Dataset entries

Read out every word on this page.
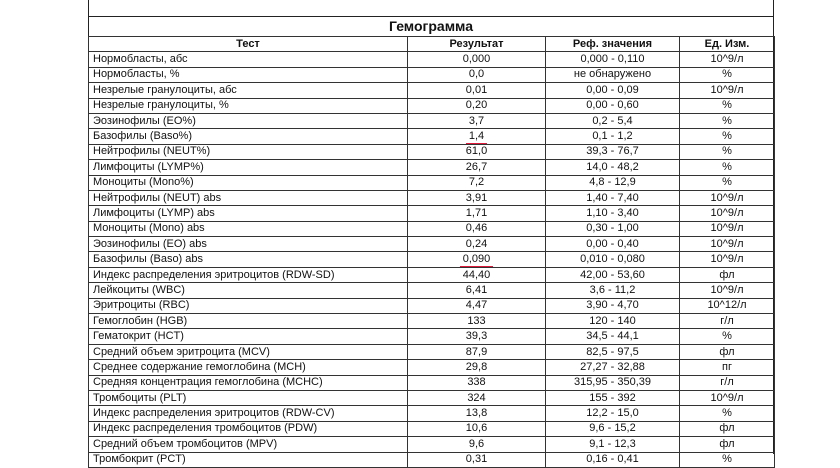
Гемограмма
Тест	Результат	Реф. значения	Ед. Изм.
Нормобласты, абс	0,000	0,000 - 0,110	10^9/л
Нормобласты, %	0,0	не обнаружено	%
Незрелые гранулоциты, абс	0,01	0,00 - 0,09	10^9/л
Незрелые гранулоциты, %	0,20	0,00 - 0,60	%
Эозинофилы (ЕО%)	3,7	0,2 - 5,4	%
Базофилы (Baso%)	1,4	0,1 - 1,2	%
Нейтрофилы (NEUT%)	61,0	39,3 - 76,7	%
Лимфоциты (LYMP%)	26,7	14,0 - 48,2	%
Моноциты (Mono%)	7,2	4,8 - 12,9	%
Нейтрофилы (NEUT) abs	3,91	1,40 - 7,40	10^9/л
Лимфоциты (LYMP) abs	1,71	1,10 - 3,40	10^9/л
Моноциты (Mono) abs	0,46	0,30 - 1,00	10^9/л
Эозинофилы (ЕО) abs	0,24	0,00 - 0,40	10^9/л
Базофилы (Baso) abs	0,090	0,010 - 0,080	10^9/л
Индекс распределения эритроцитов (RDW-SD)	44,40	42,00 - 53,60	фл
Лейкоциты (WBC)	6,41	3,6 - 11,2	10^9/л
Эритроциты (RBC)	4,47	3,90 - 4,70	10^12/л
Гемоглобин (HGB)	133	120 - 140	г/л
Гематокрит (HCT)	39,3	34,5 - 44,1	%
Средний объем эритроцита (MCV)	87,9	82,5 - 97,5	фл
Среднее содержание гемоглобина (MCH)	29,8	27,27 - 32,88	пг
Средняя концентрация гемоглобина (MCHC)	338	315,95 - 350,39	г/л
Тромбоциты (PLT)	324	155 - 392	10^9/л
Индекс распределения эритроцитов (RDW-CV)	13,8	12,2 - 15,0	%
Индекс распределения тромбоцитов (PDW)	10,6	9,6 - 15,2	фл
Средний объем тромбоцитов (MPV)	9,6	9,1 - 12,3	фл
Тромбокрит (PCT)	0,31	0,16 - 0,41	%
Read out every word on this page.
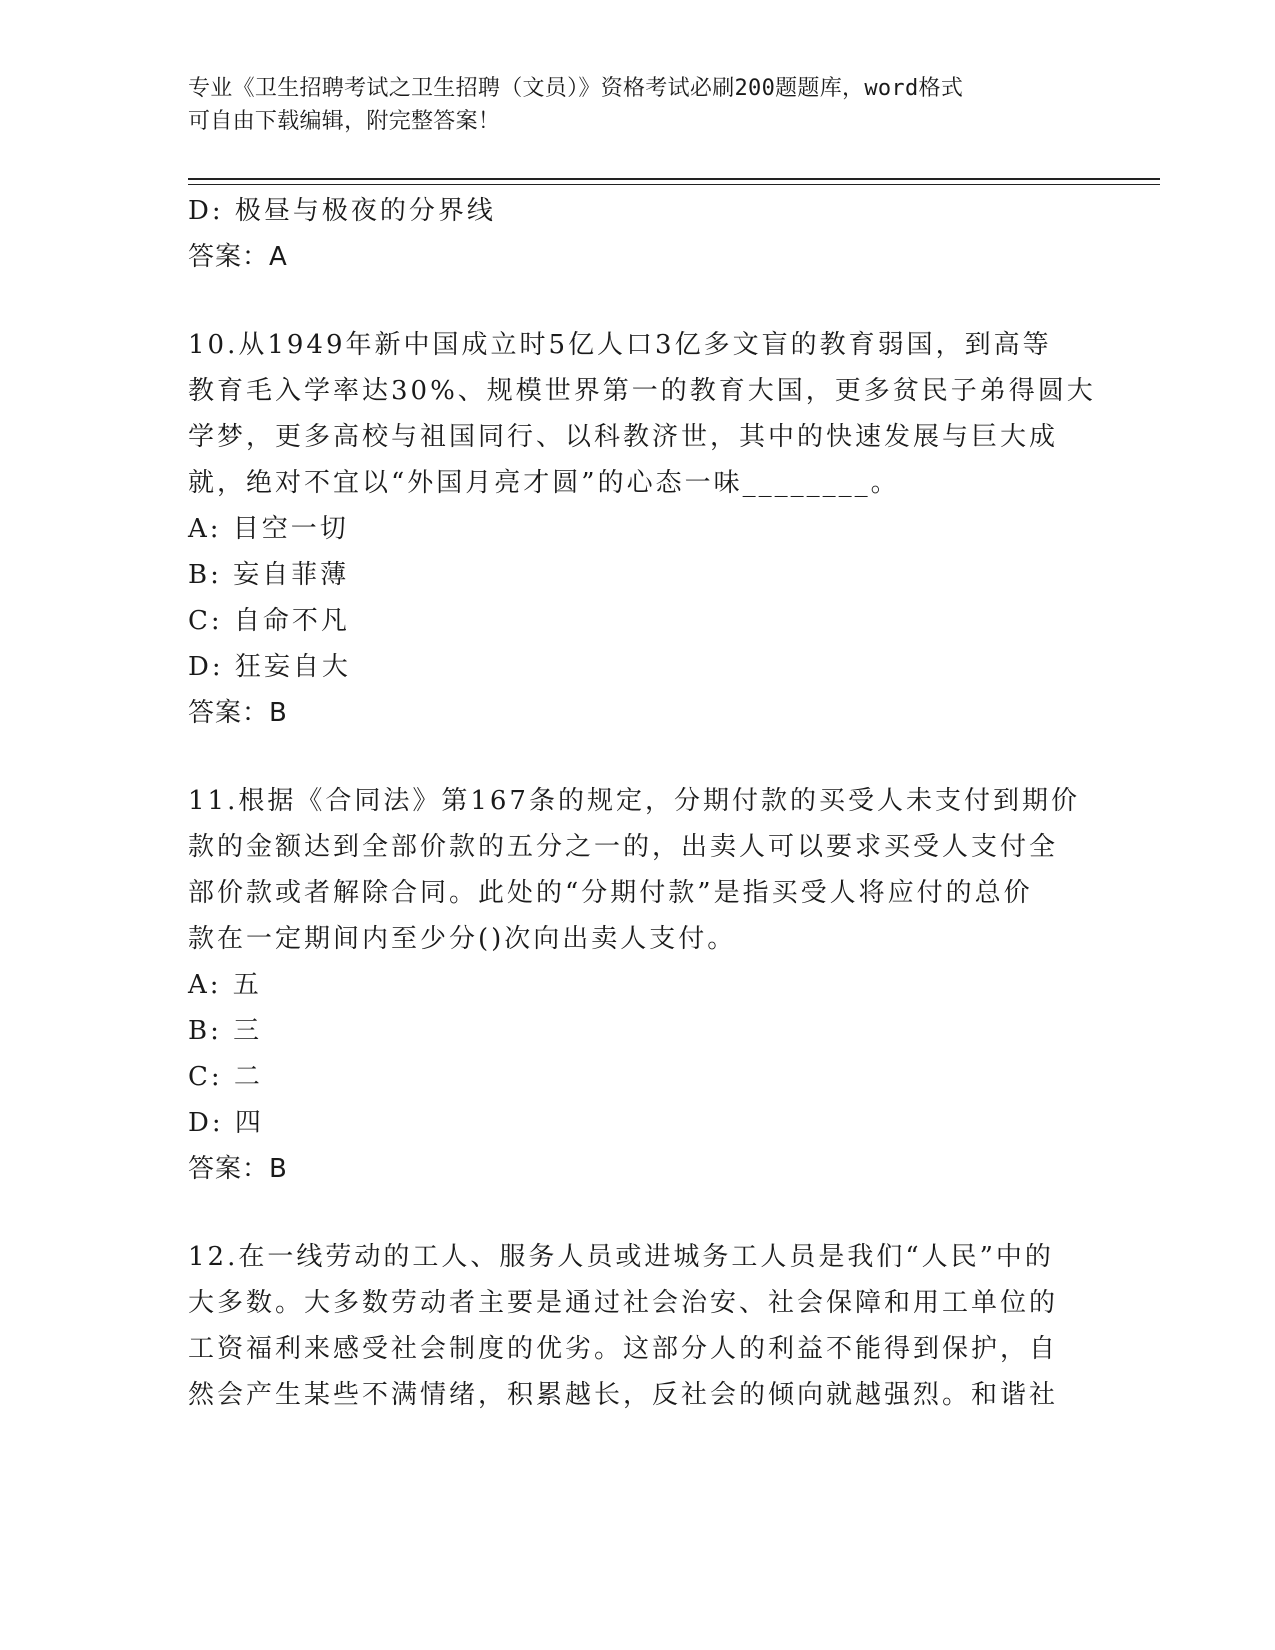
专业《卫生招聘考试之卫生招聘（文员）》资格考试必刷200题题库，word格式
可自由下载编辑，附完整答案！
D: 极昼与极夜的分界线
答案：A
10.从1949年新中国成立时5亿人口3亿多文盲的教育弱国，到高等
教育毛入学率达30%、规模世界第一的教育大国，更多贫民子弟得圆大
学梦，更多高校与祖国同行、以科教济世，其中的快速发展与巨大成
就，绝对不宜以“外国月亮才圆”的心态一味________。
A: 目空一切
B: 妄自菲薄
C: 自命不凡
D: 狂妄自大
答案：B
11.根据《合同法》第167条的规定，分期付款的买受人未支付到期价
款的金额达到全部价款的五分之一的，出卖人可以要求买受人支付全
部价款或者解除合同。此处的“分期付款”是指买受人将应付的总价
款在一定期间内至少分()次向出卖人支付。
A: 五
B: 三
C: 二
D: 四
答案：B
12.在一线劳动的工人、服务人员或进城务工人员是我们“人民”中的
大多数。大多数劳动者主要是通过社会治安、社会保障和用工单位的
工资福利来感受社会制度的优劣。这部分人的利益不能得到保护，自
然会产生某些不满情绪，积累越长，反社会的倾向就越强烈。和谐社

• EXERCISE INSTRUCTIONS: Restate the data above word for word. Do not include the images.

• EXERCISE ANSWER:
Read out every word on this page.
Гемограмма
Тест	Результат	Реф. значения	Ед. Изм.
Нормобласты, абс	0,000	0,000 - 0,110	10^9/л
Нормобласты, %	0,0	не обнаружено	%
Незрелые гранулоциты, абс	0,01	0,00 - 0,09	10^9/л
Незрелые гранулоциты, %	0,20	0,00 - 0,60	%
Эозинофилы (ЕО%)	3,7	0,2 - 5,4	%
Базофилы (Baso%)	1,4	0,1 - 1,2	%
Нейтрофилы (NEUT%)	61,0	39,3 - 76,7	%
Лимфоциты (LYMP%)	26,7	14,0 - 48,2	%
Моноциты (Mono%)	7,2	4,8 - 12,9	%
Нейтрофилы (NEUT) abs	3,91	1,40 - 7,40	10^9/л
Лимфоциты (LYMP) abs	1,71	1,10 - 3,40	10^9/л
Моноциты (Mono) abs	0,46	0,30 - 1,00	10^9/л
Эозинофилы (ЕО) abs	0,24	0,00 - 0,40	10^9/л
Базофилы (Baso) abs	0,090	0,010 - 0,080	10^9/л
Индекс распределения эритроцитов (RDW-SD)	44,40	42,00 - 53,60	фл
Лейкоциты (WBC)	6,41	3,6 - 11,2	10^9/л
Эритроциты (RBC)	4,47	3,90 - 4,70	10^12/л
Гемоглобин (HGB)	133	120 - 140	г/л
Гематокрит (HCT)	39,3	34,5 - 44,1	%
Средний объем эритроцита (MCV)	87,9	82,5 - 97,5	фл
Среднее содержание гемоглобина (MCH)	29,8	27,27 - 32,88	пг
Средняя концентрация гемоглобина (MCHC)	338	315,95 - 350,39	г/л
Тромбоциты (PLT)	324	155 - 392	10^9/л
Индекс распределения эритроцитов (RDW-CV)	13,8	12,2 - 15,0	%
Индекс распределения тромбоцитов (PDW)	10,6	9,6 - 15,2	фл
Средний объем тромбоцитов (MPV)	9,6	9,1 - 12,3	фл
Тромбокрит (PCT)	0,31	0,16 - 0,41	%
Read out every word on this page.
专业《卫生招聘考试之卫生招聘（文员）》资格考试必刷200题题库，word格式
可自由下载编辑，附完整答案！
D: 极昼与极夜的分界线
答案：A
10.从1949年新中国成立时5亿人口3亿多文盲的教育弱国，到高等
教育毛入学率达30%、规模世界第一的教育大国，更多贫民子弟得圆大
学梦，更多高校与祖国同行、以科教济世，其中的快速发展与巨大成
就，绝对不宜以“外国月亮才圆”的心态一味________。
A: 目空一切
B: 妄自菲薄
C: 自命不凡
D: 狂妄自大
答案：B
11.根据《合同法》第167条的规定，分期付款的买受人未支付到期价
款的金额达到全部价款的五分之一的，出卖人可以要求买受人支付全
部价款或者解除合同。此处的“分期付款”是指买受人将应付的总价
款在一定期间内至少分()次向出卖人支付。
A: 五
B: 三
C: 二
D: 四
答案：B
12.在一线劳动的工人、服务人员或进城务工人员是我们“人民”中的
大多数。大多数劳动者主要是通过社会治安、社会保障和用工单位的
工资福利来感受社会制度的优劣。这部分人的利益不能得到保护，自
然会产生某些不满情绪，积累越长，反社会的倾向就越强烈。和谐社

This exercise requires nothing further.